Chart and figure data
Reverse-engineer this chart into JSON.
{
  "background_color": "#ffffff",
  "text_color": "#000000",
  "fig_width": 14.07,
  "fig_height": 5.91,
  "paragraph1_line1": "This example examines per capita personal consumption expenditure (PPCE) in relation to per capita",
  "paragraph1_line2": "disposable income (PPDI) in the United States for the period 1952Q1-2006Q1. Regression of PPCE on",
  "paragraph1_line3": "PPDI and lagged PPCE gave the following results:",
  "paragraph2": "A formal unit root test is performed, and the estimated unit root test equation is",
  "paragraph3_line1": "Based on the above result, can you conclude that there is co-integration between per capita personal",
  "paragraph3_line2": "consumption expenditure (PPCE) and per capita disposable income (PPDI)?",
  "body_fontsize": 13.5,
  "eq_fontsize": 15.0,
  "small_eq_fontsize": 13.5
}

BRIEF ::
Reproduce the whole listing word for word.

TASK OUTPUT ::
Reverse-engineer this chart into JSON.
{
  "background_color": "#ffffff",
  "text_color": "#000000",
  "fig_width": 14.07,
  "fig_height": 5.91,
  "paragraph1_line1": "This example examines per capita personal consumption expenditure (PPCE) in relation to per capita",
  "paragraph1_line2": "disposable income (PPDI) in the United States for the period 1952Q1-2006Q1. Regression of PPCE on",
  "paragraph1_line3": "PPDI and lagged PPCE gave the following results:",
  "paragraph2": "A formal unit root test is performed, and the estimated unit root test equation is",
  "paragraph3_line1": "Based on the above result, can you conclude that there is co-integration between per capita personal",
  "paragraph3_line2": "consumption expenditure (PPCE) and per capita disposable income (PPDI)?",
  "body_fontsize": 13.5,
  "eq_fontsize": 15.0,
  "small_eq_fontsize": 13.5
}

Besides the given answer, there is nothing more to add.